Dataset listings of figures
((

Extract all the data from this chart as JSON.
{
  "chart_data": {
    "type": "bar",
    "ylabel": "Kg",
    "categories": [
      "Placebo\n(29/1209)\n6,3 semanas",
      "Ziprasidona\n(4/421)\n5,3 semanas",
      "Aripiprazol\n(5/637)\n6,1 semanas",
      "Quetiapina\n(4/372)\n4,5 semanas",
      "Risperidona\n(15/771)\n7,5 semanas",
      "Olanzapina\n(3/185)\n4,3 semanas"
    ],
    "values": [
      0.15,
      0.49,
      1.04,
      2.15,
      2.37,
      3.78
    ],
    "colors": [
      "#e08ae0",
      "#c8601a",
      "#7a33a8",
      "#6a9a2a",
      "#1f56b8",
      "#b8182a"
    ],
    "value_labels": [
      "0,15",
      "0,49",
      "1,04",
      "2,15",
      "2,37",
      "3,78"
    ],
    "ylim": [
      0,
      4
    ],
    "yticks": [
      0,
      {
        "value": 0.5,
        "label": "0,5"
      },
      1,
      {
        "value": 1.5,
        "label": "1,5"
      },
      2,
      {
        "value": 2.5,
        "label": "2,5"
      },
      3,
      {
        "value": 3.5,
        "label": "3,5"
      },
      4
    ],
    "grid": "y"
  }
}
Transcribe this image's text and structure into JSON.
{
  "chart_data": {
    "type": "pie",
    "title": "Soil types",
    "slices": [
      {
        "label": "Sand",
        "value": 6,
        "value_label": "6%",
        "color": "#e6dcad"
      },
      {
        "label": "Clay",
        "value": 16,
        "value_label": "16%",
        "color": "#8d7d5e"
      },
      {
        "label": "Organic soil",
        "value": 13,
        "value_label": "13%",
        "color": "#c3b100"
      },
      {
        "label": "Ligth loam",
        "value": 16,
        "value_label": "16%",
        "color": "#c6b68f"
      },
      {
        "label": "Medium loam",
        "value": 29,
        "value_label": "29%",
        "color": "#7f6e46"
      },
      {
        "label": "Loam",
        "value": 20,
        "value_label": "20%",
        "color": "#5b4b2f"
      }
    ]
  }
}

))

→ Your objective
Your task is to repeat the data exactly, with nothing left out.

→ Worked solution
Extract all the data from this chart as JSON.
{
  "chart_data": {
    "type": "bar",
    "ylabel": "Kg",
    "categories": [
      "Placebo\n(29/1209)\n6,3 semanas",
      "Ziprasidona\n(4/421)\n5,3 semanas",
      "Aripiprazol\n(5/637)\n6,1 semanas",
      "Quetiapina\n(4/372)\n4,5 semanas",
      "Risperidona\n(15/771)\n7,5 semanas",
      "Olanzapina\n(3/185)\n4,3 semanas"
    ],
    "values": [
      0.15,
      0.49,
      1.04,
      2.15,
      2.37,
      3.78
    ],
    "colors": [
      "#e08ae0",
      "#c8601a",
      "#7a33a8",
      "#6a9a2a",
      "#1f56b8",
      "#b8182a"
    ],
    "value_labels": [
      "0,15",
      "0,49",
      "1,04",
      "2,15",
      "2,37",
      "3,78"
    ],
    "ylim": [
      0,
      4
    ],
    "yticks": [
      0,
      {
        "value": 0.5,
        "label": "0,5"
      },
      1,
      {
        "value": 1.5,
        "label": "1,5"
      },
      2,
      {
        "value": 2.5,
        "label": "2,5"
      },
      3,
      {
        "value": 3.5,
        "label": "3,5"
      },
      4
    ],
    "grid": "y"
  }
}
Transcribe this image's text and structure into JSON.
{
  "chart_data": {
    "type": "pie",
    "title": "Soil types",
    "slices": [
      {
        "label": "Sand",
        "value": 6,
        "value_label": "6%",
        "color": "#e6dcad"
      },
      {
        "label": "Clay",
        "value": 16,
        "value_label": "16%",
        "color": "#8d7d5e"
      },
      {
        "label": "Organic soil",
        "value": 13,
        "value_label": "13%",
        "color": "#c3b100"
      },
      {
        "label": "Ligth loam",
        "value": 16,
        "value_label": "16%",
        "color": "#c6b68f"
      },
      {
        "label": "Medium loam",
        "value": 29,
        "value_label": "29%",
        "color": "#7f6e46"
      },
      {
        "label": "Loam",
        "value": 20,
        "value_label": "20%",
        "color": "#5b4b2f"
      }
    ]
  }
}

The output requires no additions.